→ Instruction: Scan the listing below. Report each line that includes "from".

BEGIN Exercise inputs

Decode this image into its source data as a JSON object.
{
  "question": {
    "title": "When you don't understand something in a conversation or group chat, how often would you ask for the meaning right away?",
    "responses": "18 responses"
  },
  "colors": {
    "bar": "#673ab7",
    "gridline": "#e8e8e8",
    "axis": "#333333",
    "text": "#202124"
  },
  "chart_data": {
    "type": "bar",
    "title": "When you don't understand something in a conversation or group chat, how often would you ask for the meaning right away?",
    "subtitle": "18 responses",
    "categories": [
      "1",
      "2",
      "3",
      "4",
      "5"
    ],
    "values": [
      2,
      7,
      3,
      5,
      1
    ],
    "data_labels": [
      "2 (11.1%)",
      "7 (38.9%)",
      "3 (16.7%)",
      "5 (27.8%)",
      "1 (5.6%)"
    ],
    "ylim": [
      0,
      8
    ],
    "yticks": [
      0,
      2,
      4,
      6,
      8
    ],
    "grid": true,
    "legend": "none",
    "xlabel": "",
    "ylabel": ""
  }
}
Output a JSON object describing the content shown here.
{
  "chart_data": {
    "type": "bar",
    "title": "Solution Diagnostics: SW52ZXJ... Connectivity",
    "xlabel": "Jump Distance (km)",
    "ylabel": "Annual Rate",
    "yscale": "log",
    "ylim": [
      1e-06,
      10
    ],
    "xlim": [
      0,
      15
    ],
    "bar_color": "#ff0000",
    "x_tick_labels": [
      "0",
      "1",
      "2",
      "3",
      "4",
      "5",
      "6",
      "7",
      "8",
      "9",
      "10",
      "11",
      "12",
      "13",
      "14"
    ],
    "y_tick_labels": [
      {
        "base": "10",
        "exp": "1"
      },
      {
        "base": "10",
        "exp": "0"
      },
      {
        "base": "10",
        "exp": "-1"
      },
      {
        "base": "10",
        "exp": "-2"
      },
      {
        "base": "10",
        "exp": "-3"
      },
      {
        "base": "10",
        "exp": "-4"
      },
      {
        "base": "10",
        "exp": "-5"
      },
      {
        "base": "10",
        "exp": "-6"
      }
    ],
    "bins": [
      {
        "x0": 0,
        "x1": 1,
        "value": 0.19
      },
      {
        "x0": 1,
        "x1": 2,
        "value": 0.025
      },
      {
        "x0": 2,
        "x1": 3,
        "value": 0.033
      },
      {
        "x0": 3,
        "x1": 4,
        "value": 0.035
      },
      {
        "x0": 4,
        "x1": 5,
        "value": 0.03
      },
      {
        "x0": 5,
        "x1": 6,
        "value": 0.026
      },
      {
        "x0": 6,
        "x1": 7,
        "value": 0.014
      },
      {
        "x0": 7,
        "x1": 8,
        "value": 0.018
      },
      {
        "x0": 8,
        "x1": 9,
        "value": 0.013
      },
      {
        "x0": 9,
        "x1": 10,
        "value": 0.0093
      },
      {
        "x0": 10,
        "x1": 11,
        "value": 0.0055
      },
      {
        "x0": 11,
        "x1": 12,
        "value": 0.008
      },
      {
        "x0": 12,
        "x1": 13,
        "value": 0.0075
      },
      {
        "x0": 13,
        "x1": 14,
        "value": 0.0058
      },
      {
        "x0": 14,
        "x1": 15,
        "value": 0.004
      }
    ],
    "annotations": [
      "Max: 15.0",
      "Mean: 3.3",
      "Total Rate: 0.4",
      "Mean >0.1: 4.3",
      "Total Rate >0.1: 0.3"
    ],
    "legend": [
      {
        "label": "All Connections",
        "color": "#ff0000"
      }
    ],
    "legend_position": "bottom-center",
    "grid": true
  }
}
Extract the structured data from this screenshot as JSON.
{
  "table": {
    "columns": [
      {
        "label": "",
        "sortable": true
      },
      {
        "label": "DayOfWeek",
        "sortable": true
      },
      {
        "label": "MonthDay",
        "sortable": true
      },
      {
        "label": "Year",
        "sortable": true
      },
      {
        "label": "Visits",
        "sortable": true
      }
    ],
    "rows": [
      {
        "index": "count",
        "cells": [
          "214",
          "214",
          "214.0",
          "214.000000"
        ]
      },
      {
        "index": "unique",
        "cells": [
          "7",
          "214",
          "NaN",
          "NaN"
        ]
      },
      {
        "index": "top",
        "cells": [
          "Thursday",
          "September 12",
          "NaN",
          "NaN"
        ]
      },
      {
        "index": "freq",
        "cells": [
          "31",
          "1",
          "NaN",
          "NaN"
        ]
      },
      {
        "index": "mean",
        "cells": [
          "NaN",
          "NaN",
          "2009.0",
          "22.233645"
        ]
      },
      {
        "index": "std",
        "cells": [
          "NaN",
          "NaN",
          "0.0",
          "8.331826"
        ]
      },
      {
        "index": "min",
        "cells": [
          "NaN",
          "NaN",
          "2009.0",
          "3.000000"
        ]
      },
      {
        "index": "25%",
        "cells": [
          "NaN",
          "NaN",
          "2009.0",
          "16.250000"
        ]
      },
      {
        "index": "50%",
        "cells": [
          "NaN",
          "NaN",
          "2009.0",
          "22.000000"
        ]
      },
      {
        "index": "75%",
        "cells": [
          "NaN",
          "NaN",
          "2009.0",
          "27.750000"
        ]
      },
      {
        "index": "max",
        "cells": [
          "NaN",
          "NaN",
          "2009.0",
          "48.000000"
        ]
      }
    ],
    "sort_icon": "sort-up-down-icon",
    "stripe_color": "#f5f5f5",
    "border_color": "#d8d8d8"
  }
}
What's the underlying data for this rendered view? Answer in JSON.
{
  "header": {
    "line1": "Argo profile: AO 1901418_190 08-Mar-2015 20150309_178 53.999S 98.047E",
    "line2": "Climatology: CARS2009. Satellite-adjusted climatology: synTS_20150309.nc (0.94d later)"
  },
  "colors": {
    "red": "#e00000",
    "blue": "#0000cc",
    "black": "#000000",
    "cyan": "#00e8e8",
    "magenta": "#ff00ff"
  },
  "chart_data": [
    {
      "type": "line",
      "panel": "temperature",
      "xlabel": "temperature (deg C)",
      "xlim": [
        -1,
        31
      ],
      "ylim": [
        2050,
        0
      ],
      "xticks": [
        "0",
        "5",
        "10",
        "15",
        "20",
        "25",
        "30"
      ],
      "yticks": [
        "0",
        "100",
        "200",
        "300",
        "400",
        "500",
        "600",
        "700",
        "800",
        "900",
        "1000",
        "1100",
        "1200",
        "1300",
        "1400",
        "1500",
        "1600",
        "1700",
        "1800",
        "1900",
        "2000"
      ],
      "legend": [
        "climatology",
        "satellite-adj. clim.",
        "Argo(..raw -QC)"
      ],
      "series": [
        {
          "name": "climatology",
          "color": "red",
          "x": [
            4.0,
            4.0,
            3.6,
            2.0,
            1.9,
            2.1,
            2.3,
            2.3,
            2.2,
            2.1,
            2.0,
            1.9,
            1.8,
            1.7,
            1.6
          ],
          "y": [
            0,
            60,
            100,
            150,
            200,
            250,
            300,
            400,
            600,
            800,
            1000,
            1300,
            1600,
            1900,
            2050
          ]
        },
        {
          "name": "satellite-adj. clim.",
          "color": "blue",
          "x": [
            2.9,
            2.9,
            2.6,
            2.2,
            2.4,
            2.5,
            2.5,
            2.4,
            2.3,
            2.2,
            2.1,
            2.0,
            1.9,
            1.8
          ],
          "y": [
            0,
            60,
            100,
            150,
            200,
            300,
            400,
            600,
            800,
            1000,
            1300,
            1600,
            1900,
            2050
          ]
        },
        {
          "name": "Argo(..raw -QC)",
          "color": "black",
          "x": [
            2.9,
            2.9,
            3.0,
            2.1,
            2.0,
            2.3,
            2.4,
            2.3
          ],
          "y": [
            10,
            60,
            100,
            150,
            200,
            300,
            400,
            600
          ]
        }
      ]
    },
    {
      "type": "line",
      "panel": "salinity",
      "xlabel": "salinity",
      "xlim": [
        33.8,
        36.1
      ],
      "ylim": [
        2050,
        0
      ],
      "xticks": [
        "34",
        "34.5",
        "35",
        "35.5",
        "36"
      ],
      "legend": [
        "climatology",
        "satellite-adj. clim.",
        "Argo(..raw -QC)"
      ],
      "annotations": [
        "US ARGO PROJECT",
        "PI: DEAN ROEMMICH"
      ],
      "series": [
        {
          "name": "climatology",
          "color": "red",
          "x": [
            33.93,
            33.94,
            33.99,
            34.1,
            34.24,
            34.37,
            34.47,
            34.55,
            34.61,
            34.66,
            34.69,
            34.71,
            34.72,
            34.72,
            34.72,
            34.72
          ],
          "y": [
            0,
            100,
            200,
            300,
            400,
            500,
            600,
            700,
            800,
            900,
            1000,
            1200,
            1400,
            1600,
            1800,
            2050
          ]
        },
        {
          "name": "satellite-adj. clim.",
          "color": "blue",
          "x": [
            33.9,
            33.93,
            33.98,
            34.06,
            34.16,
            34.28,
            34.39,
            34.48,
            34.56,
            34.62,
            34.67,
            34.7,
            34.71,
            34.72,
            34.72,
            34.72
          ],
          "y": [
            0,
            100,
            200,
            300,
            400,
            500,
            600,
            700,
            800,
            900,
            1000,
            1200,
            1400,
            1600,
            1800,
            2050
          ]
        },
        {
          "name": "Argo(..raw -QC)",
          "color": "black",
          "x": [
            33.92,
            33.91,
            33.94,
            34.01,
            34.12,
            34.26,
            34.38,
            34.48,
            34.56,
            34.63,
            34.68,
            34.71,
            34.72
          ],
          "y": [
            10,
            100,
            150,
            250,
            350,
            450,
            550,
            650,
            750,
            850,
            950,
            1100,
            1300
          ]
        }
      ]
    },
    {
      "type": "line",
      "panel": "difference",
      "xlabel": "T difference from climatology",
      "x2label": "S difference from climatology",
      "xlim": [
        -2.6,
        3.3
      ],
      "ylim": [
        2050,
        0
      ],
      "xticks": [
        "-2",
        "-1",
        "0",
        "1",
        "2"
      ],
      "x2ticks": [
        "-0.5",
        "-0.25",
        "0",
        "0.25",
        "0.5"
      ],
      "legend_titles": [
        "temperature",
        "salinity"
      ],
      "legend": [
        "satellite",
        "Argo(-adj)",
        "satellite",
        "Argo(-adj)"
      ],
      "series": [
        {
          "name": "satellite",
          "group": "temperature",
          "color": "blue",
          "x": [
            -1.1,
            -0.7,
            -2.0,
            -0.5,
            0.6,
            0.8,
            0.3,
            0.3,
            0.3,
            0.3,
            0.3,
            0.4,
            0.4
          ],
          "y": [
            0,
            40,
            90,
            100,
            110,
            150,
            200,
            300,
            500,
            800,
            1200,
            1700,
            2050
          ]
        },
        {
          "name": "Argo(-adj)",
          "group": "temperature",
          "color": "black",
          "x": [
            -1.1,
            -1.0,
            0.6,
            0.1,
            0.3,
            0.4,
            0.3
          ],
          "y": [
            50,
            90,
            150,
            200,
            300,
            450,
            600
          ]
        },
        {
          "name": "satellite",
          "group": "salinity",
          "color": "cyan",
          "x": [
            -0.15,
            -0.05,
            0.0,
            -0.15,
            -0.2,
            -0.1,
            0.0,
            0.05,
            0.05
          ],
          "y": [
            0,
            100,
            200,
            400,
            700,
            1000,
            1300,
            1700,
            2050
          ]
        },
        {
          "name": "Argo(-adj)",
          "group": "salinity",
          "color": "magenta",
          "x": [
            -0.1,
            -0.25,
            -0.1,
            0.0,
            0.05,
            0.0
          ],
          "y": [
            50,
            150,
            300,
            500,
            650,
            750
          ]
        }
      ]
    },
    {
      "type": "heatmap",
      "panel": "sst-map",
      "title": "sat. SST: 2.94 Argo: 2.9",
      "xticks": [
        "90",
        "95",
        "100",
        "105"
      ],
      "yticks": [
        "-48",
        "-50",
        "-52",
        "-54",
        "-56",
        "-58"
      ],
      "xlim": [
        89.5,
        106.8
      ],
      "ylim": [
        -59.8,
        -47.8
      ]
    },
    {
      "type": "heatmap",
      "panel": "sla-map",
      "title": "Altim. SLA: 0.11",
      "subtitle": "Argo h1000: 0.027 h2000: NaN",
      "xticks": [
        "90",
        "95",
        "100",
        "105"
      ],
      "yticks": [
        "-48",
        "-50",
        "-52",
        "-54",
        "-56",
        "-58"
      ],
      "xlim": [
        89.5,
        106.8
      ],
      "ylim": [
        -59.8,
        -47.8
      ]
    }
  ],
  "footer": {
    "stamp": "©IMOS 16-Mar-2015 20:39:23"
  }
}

END Exercise inputs

→ Task solution:
Extract the structured data from this screenshot as JSON.
      "xlabel": "T difference from climatology",
      "x2label": "S difference from climatology",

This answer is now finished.